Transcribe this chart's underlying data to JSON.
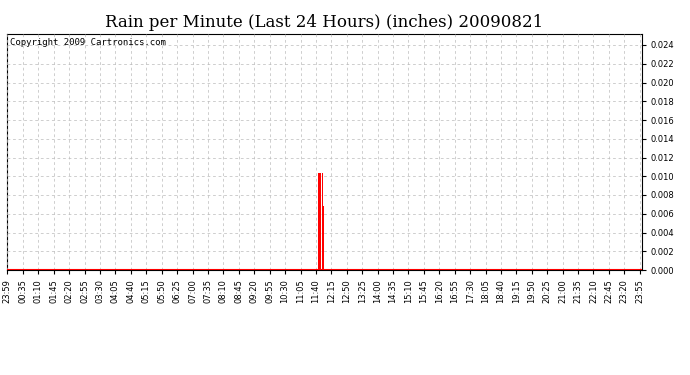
{
  "title": "Rain per Minute (Last 24 Hours) (inches) 20090821",
  "copyright": "Copyright 2009 Cartronics.com",
  "ylim": [
    0,
    0.0252
  ],
  "yticks": [
    0.0,
    0.002,
    0.004,
    0.006,
    0.008,
    0.01,
    0.012,
    0.014,
    0.016,
    0.018,
    0.02,
    0.022,
    0.024
  ],
  "background_color": "#ffffff",
  "plot_bg_color": "#ffffff",
  "bar_color": "#ff0000",
  "baseline_color": "#ff0000",
  "grid_color": "#bbbbbb",
  "num_minutes": 1441,
  "rain_spikes": [
    {
      "minute": 706,
      "value": 0.0104
    },
    {
      "minute": 710,
      "value": 0.0104
    },
    {
      "minute": 711,
      "value": 0.0104
    },
    {
      "minute": 716,
      "value": 0.0104
    },
    {
      "minute": 717,
      "value": 0.0068
    }
  ],
  "xtick_labels": [
    "23:59",
    "00:35",
    "01:10",
    "01:45",
    "02:20",
    "02:55",
    "03:30",
    "04:05",
    "04:40",
    "05:15",
    "05:50",
    "06:25",
    "07:00",
    "07:35",
    "08:10",
    "08:45",
    "09:20",
    "09:55",
    "10:30",
    "11:05",
    "11:40",
    "12:15",
    "12:50",
    "13:25",
    "14:00",
    "14:35",
    "15:10",
    "15:45",
    "16:20",
    "16:55",
    "17:30",
    "18:05",
    "18:40",
    "19:15",
    "19:50",
    "20:25",
    "21:00",
    "21:35",
    "22:10",
    "22:45",
    "23:20",
    "23:55"
  ],
  "xtick_positions_minutes": [
    0,
    36,
    71,
    106,
    141,
    176,
    211,
    246,
    281,
    316,
    351,
    386,
    421,
    456,
    491,
    526,
    561,
    596,
    631,
    666,
    701,
    736,
    771,
    806,
    841,
    876,
    911,
    946,
    981,
    1016,
    1051,
    1086,
    1121,
    1156,
    1191,
    1226,
    1261,
    1296,
    1331,
    1366,
    1401,
    1436
  ],
  "title_fontsize": 12,
  "tick_fontsize": 6,
  "copyright_fontsize": 6.5,
  "figwidth": 6.9,
  "figheight": 3.75,
  "dpi": 100
}
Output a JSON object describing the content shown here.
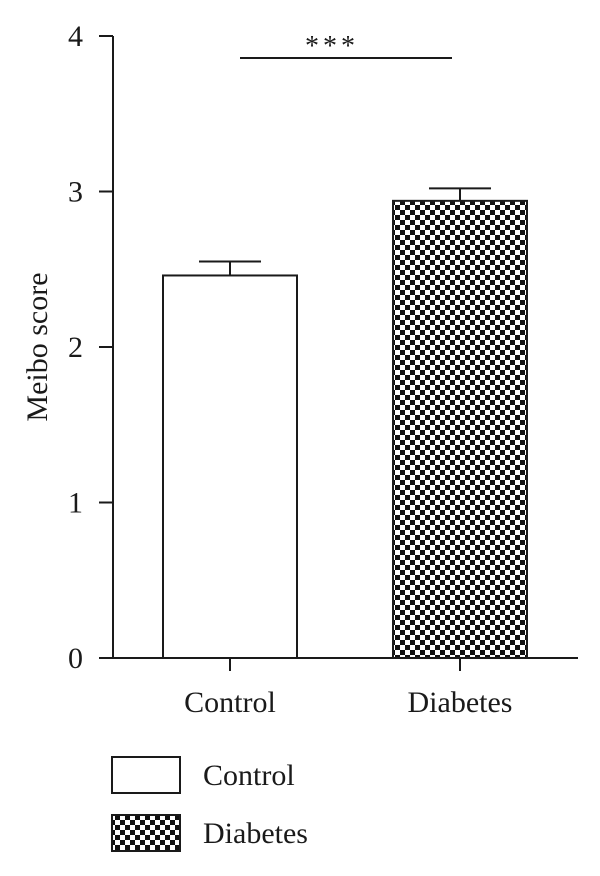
{
  "chart_data": {
    "type": "bar",
    "categories": [
      "Control",
      "Diabetes"
    ],
    "values": [
      2.46,
      2.94
    ],
    "errors": [
      0.09,
      0.08
    ],
    "ylabel": "Meibo score",
    "xlabel": "",
    "ylim": [
      0,
      4
    ],
    "yticks": [
      "0",
      "1",
      "2",
      "3",
      "4"
    ],
    "grid": false,
    "legend_position": "bottom-left",
    "series": [
      {
        "name": "Control",
        "fill": "white",
        "color": "#ffffff"
      },
      {
        "name": "Diabetes",
        "fill": "checkerboard",
        "color": "#000000"
      }
    ],
    "annotations": [
      {
        "text": "***",
        "from": "Control",
        "to": "Diabetes"
      }
    ]
  }
}
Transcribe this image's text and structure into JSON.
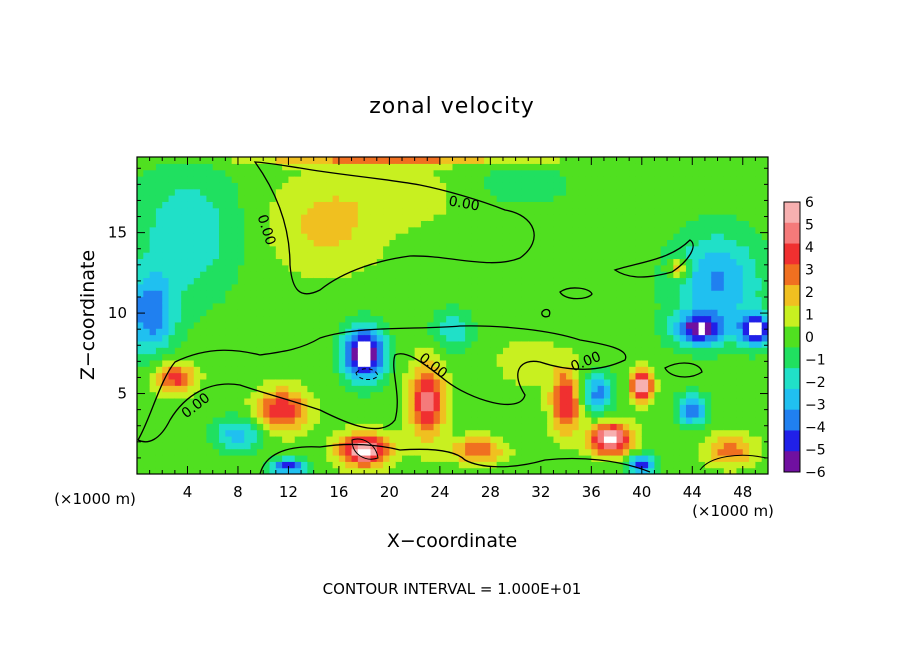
{
  "chart_data": {
    "type": "heatmap",
    "title": "zonal velocity",
    "xlabel": "X−coordinate",
    "ylabel": "Z−coordinate",
    "x_unit_left": "(×1000 m)",
    "x_unit_right": "(×1000 m)",
    "footer": "CONTOUR INTERVAL = 1.000E+01",
    "xlim": [
      0,
      50
    ],
    "ylim": [
      0,
      19.7
    ],
    "x_ticks": [
      4,
      8,
      12,
      16,
      20,
      24,
      28,
      32,
      36,
      40,
      44,
      48
    ],
    "x_tick_labels": [
      "4",
      "8",
      "12",
      "16",
      "20",
      "24",
      "28",
      "32",
      "36",
      "40",
      "44",
      "48"
    ],
    "y_ticks": [
      5,
      10,
      15
    ],
    "y_tick_labels": [
      "5",
      "10",
      "15"
    ],
    "contour_label": "0.00",
    "colorbar": {
      "ticks": [
        6,
        5,
        4,
        3,
        2,
        1,
        0,
        -1,
        -2,
        -3,
        -4,
        -5,
        -6
      ],
      "tick_labels": [
        "6",
        "5",
        "4",
        "3",
        "2",
        "1",
        "0",
        "−1",
        "−2",
        "−3",
        "−4",
        "−5",
        "−6"
      ],
      "colors": [
        "#f7b0b0",
        "#f57a7a",
        "#f03030",
        "#f07020",
        "#f0c020",
        "#c8f020",
        "#50e020",
        "#20e060",
        "#20e0c8",
        "#20c0f0",
        "#2080f0",
        "#2020e8",
        "#7010a0"
      ]
    },
    "background_level": 0,
    "features": [
      {
        "x": 15,
        "z": 15.5,
        "value": 1.8,
        "sx": 4.5,
        "sz": 3.0
      },
      {
        "x": 22,
        "z": 17.5,
        "value": 1.0,
        "sx": 5.0,
        "sz": 2.0
      },
      {
        "x": 4,
        "z": 15,
        "value": -2.4,
        "sx": 4.0,
        "sz": 4.0
      },
      {
        "x": 1,
        "z": 10,
        "value": -4.2,
        "sx": 2.0,
        "sz": 2.5
      },
      {
        "x": 46,
        "z": 12,
        "value": -3.6,
        "sx": 3.5,
        "sz": 3.0
      },
      {
        "x": 30,
        "z": 18,
        "value": -1.0,
        "sx": 5.0,
        "sz": 1.5
      },
      {
        "x": 18,
        "z": 7.5,
        "value": -7.5,
        "sx": 1.6,
        "sz": 1.6
      },
      {
        "x": 44.5,
        "z": 9,
        "value": -5.5,
        "sx": 2.0,
        "sz": 1.0
      },
      {
        "x": 49,
        "z": 9,
        "value": -6.5,
        "sx": 1.2,
        "sz": 1.0
      },
      {
        "x": 3,
        "z": 6,
        "value": 4.0,
        "sx": 1.6,
        "sz": 1.0
      },
      {
        "x": 11.5,
        "z": 4,
        "value": 4.5,
        "sx": 2.0,
        "sz": 1.3
      },
      {
        "x": 23,
        "z": 4.5,
        "value": 5.0,
        "sx": 1.4,
        "sz": 2.3
      },
      {
        "x": 18,
        "z": 1.5,
        "value": 6.5,
        "sx": 2.0,
        "sz": 1.0
      },
      {
        "x": 27,
        "z": 1.5,
        "value": 3.5,
        "sx": 2.0,
        "sz": 0.8
      },
      {
        "x": 34,
        "z": 4.5,
        "value": 4.5,
        "sx": 1.2,
        "sz": 2.0
      },
      {
        "x": 37.5,
        "z": 2.2,
        "value": 6.5,
        "sx": 1.6,
        "sz": 1.0
      },
      {
        "x": 40,
        "z": 5.5,
        "value": 6.5,
        "sx": 0.8,
        "sz": 1.0
      },
      {
        "x": 43,
        "z": 12.8,
        "value": 3.5,
        "sx": 0.8,
        "sz": 0.6
      },
      {
        "x": 47,
        "z": 1.5,
        "value": 3.0,
        "sx": 2.0,
        "sz": 1.0
      },
      {
        "x": 8,
        "z": 2.5,
        "value": -3.0,
        "sx": 2.0,
        "sz": 1.0
      },
      {
        "x": 36.5,
        "z": 5,
        "value": -4.0,
        "sx": 1.2,
        "sz": 1.2
      },
      {
        "x": 44,
        "z": 4,
        "value": -4.0,
        "sx": 1.2,
        "sz": 1.0
      },
      {
        "x": 40,
        "z": 0.6,
        "value": -5.5,
        "sx": 1.0,
        "sz": 0.6
      },
      {
        "x": 12,
        "z": 0.5,
        "value": -5.0,
        "sx": 1.4,
        "sz": 0.5
      },
      {
        "x": 25,
        "z": 9,
        "value": -2.5,
        "sx": 1.5,
        "sz": 1.2
      },
      {
        "x": 31,
        "z": 7,
        "value": 1.2,
        "sx": 2.5,
        "sz": 1.5
      },
      {
        "x": 20,
        "z": 19.5,
        "value": 2.5,
        "sx": 12.0,
        "sz": 0.3
      }
    ]
  }
}
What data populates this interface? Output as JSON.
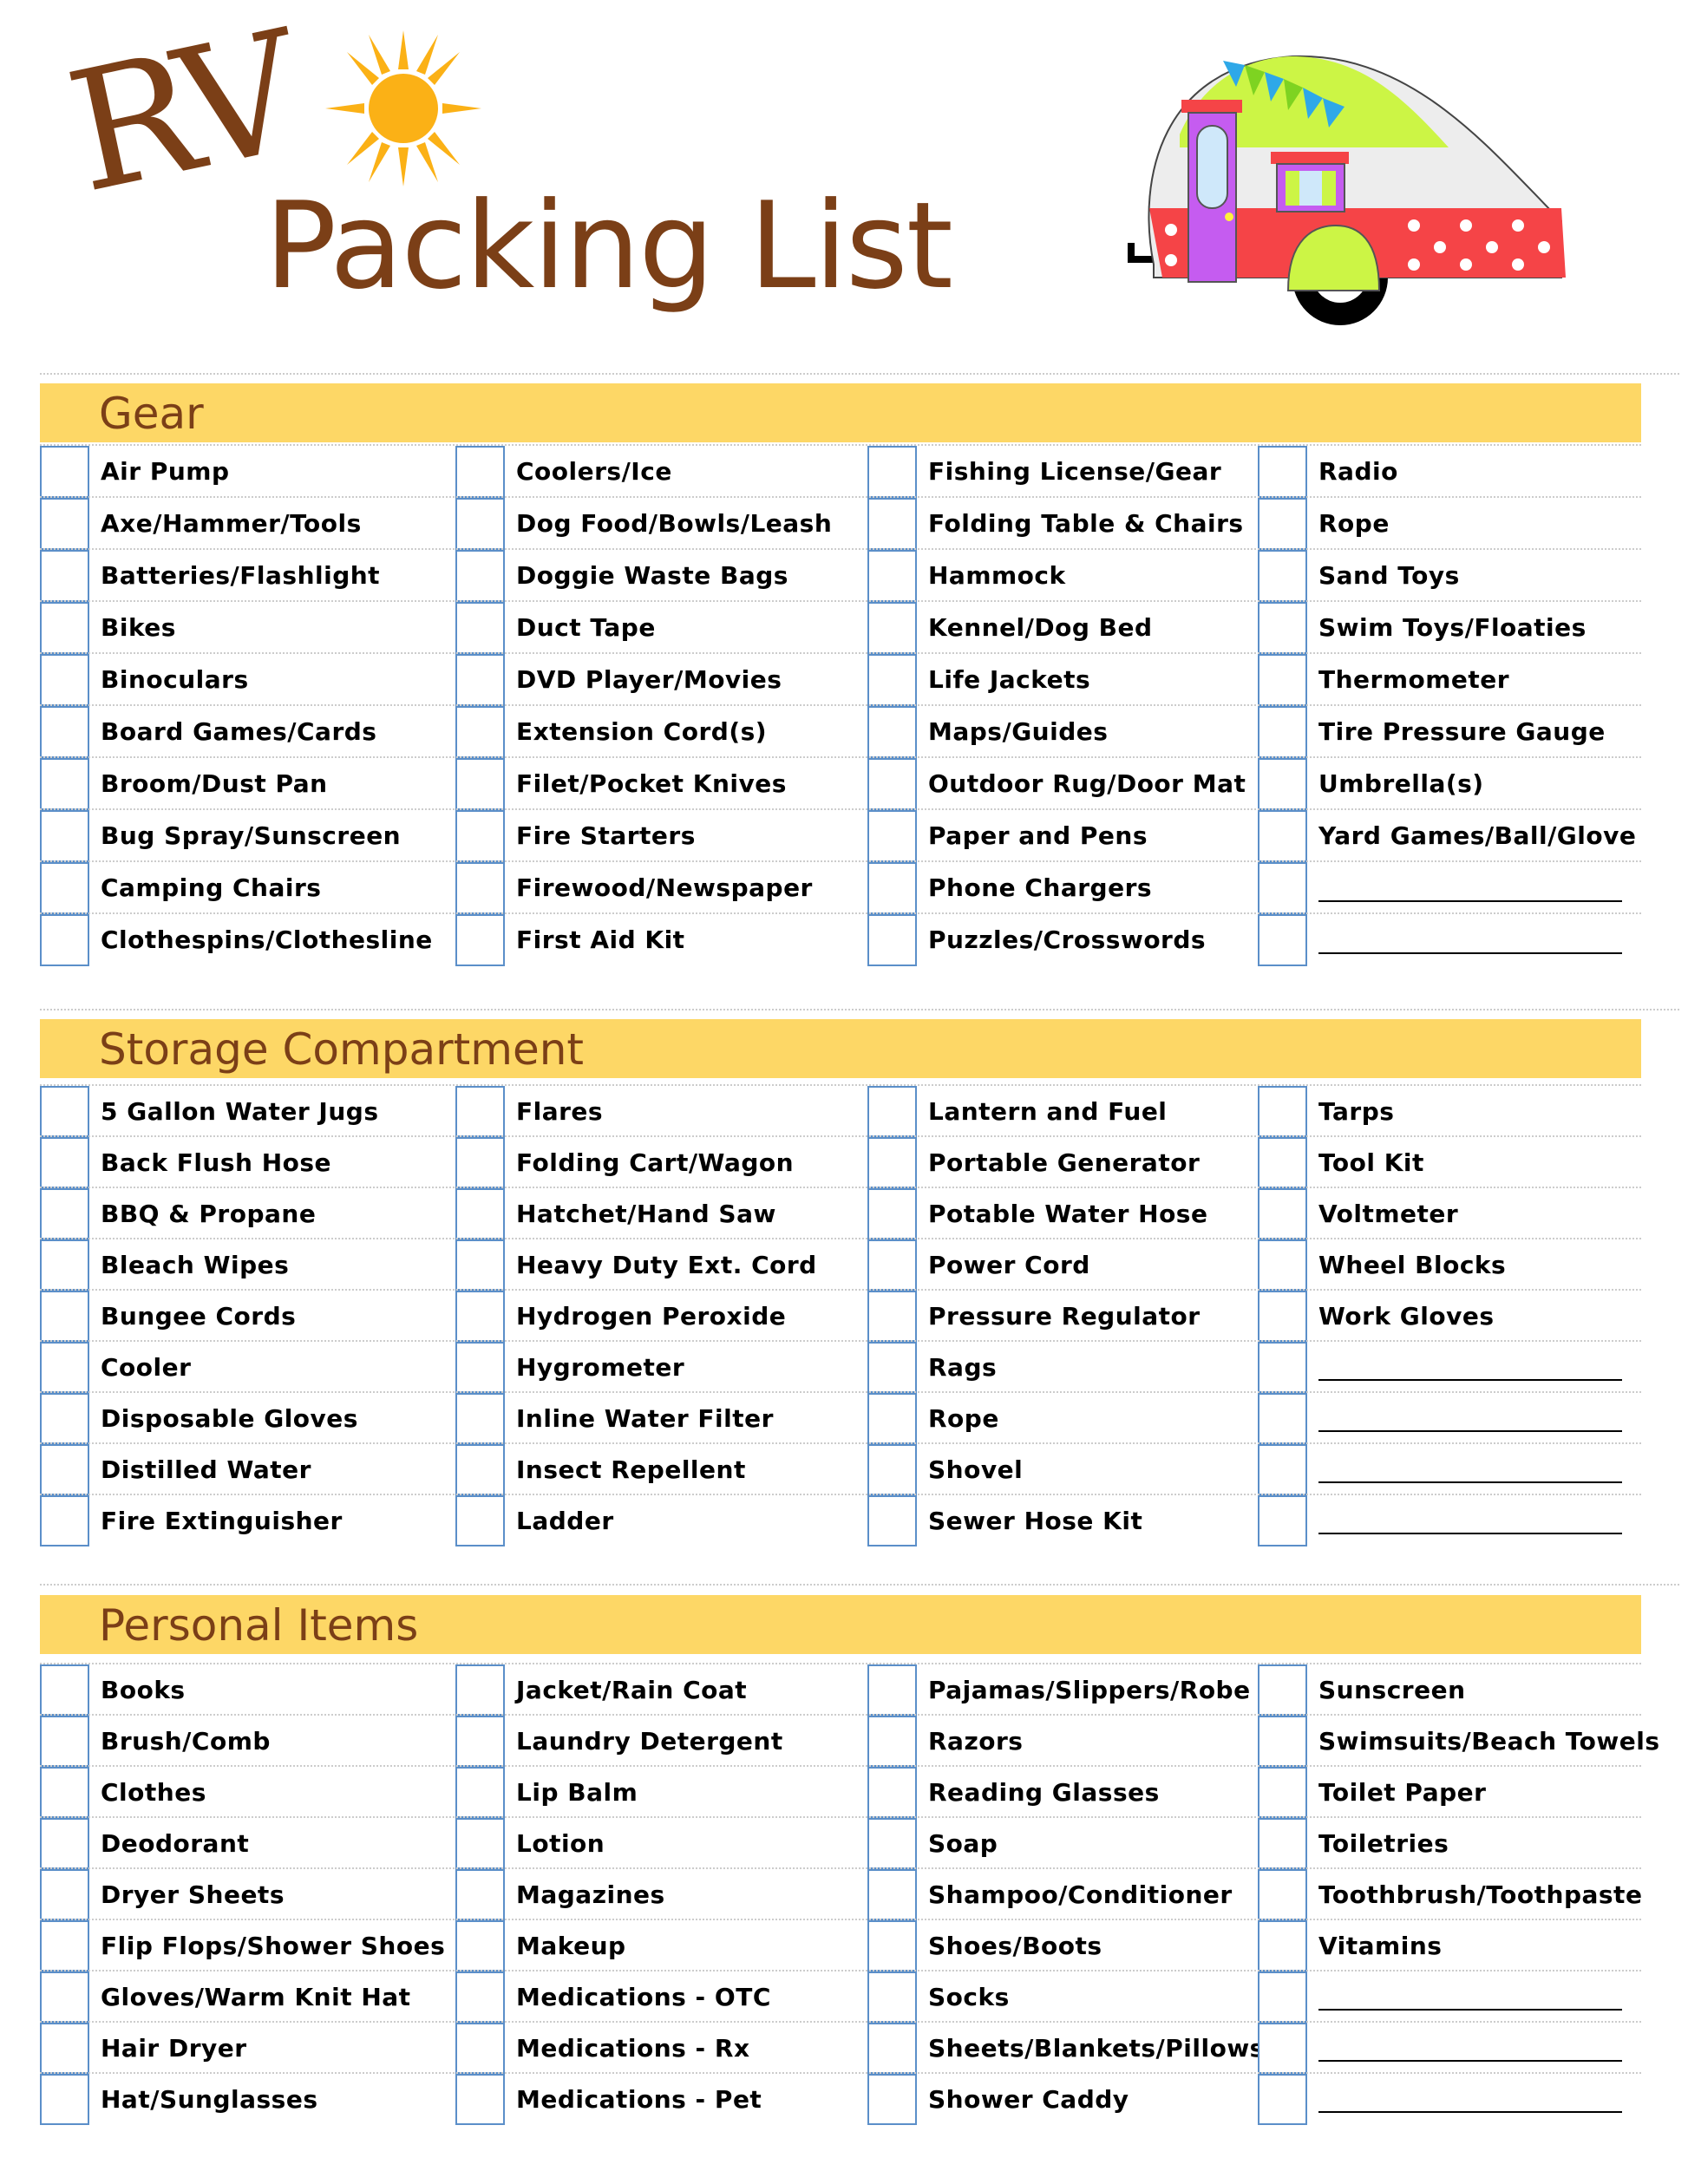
{
  "title": {
    "line1": "RV",
    "line2": "Packing List"
  },
  "colors": {
    "brown": "#7B3F17",
    "header_bar": "#FDD766",
    "checkbox": "#5B8FC9",
    "sun": "#FBB116"
  },
  "blank_line": "",
  "sections": [
    {
      "title": "Gear",
      "columns": [
        [
          "Air Pump",
          "Axe/Hammer/Tools",
          "Batteries/Flashlight",
          "Bikes",
          "Binoculars",
          "Board Games/Cards",
          "Broom/Dust Pan",
          "Bug Spray/Sunscreen",
          "Camping Chairs",
          "Clothespins/Clothesline"
        ],
        [
          "Coolers/Ice",
          "Dog Food/Bowls/Leash",
          "Doggie Waste Bags",
          "Duct Tape",
          "DVD Player/Movies",
          "Extension Cord(s)",
          "Filet/Pocket Knives",
          "Fire Starters",
          "Firewood/Newspaper",
          "First Aid Kit"
        ],
        [
          "Fishing License/Gear",
          "Folding Table & Chairs",
          "Hammock",
          "Kennel/Dog Bed",
          "Life Jackets",
          "Maps/Guides",
          "Outdoor Rug/Door Mat",
          "Paper and Pens",
          "Phone Chargers",
          "Puzzles/Crosswords"
        ],
        [
          "Radio",
          "Rope",
          "Sand Toys",
          "Swim Toys/Floaties",
          "Thermometer",
          "Tire Pressure Gauge",
          "Umbrella(s)",
          "Yard Games/Ball/Glove",
          "",
          ""
        ]
      ]
    },
    {
      "title": "Storage Compartment",
      "columns": [
        [
          "5 Gallon Water Jugs",
          "Back Flush Hose",
          "BBQ & Propane",
          "Bleach Wipes",
          "Bungee Cords",
          "Cooler",
          "Disposable Gloves",
          "Distilled Water",
          "Fire Extinguisher"
        ],
        [
          "Flares",
          "Folding Cart/Wagon",
          "Hatchet/Hand Saw",
          "Heavy Duty Ext. Cord",
          "Hydrogen Peroxide",
          "Hygrometer",
          "Inline Water Filter",
          "Insect Repellent",
          "Ladder"
        ],
        [
          "Lantern and Fuel",
          "Portable Generator",
          "Potable Water Hose",
          "Power Cord",
          "Pressure Regulator",
          "Rags",
          "Rope",
          "Shovel",
          "Sewer Hose Kit"
        ],
        [
          "Tarps",
          "Tool Kit",
          "Voltmeter",
          "Wheel Blocks",
          "Work Gloves",
          "",
          "",
          "",
          ""
        ]
      ]
    },
    {
      "title": "Personal Items",
      "columns": [
        [
          "Books",
          "Brush/Comb",
          "Clothes",
          "Deodorant",
          "Dryer Sheets",
          "Flip Flops/Shower Shoes",
          "Gloves/Warm Knit Hat",
          "Hair Dryer",
          "Hat/Sunglasses"
        ],
        [
          "Jacket/Rain Coat",
          "Laundry Detergent",
          "Lip Balm",
          "Lotion",
          "Magazines",
          "Makeup",
          "Medications - OTC",
          "Medications - Rx",
          "Medications - Pet"
        ],
        [
          "Pajamas/Slippers/Robe",
          "Razors",
          "Reading Glasses",
          "Soap",
          "Shampoo/Conditioner",
          "Shoes/Boots",
          "Socks",
          "Sheets/Blankets/Pillows",
          "Shower Caddy"
        ],
        [
          "Sunscreen",
          "Swimsuits/Beach Towels",
          "Toilet Paper",
          "Toiletries",
          "Toothbrush/Toothpaste",
          "Vitamins",
          "",
          "",
          ""
        ]
      ]
    }
  ]
}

══════

Copy each line of the preceding data that contains the string "Output".

Output a JSON object describing the content shown here.
What data populates this interface? Output as JSON.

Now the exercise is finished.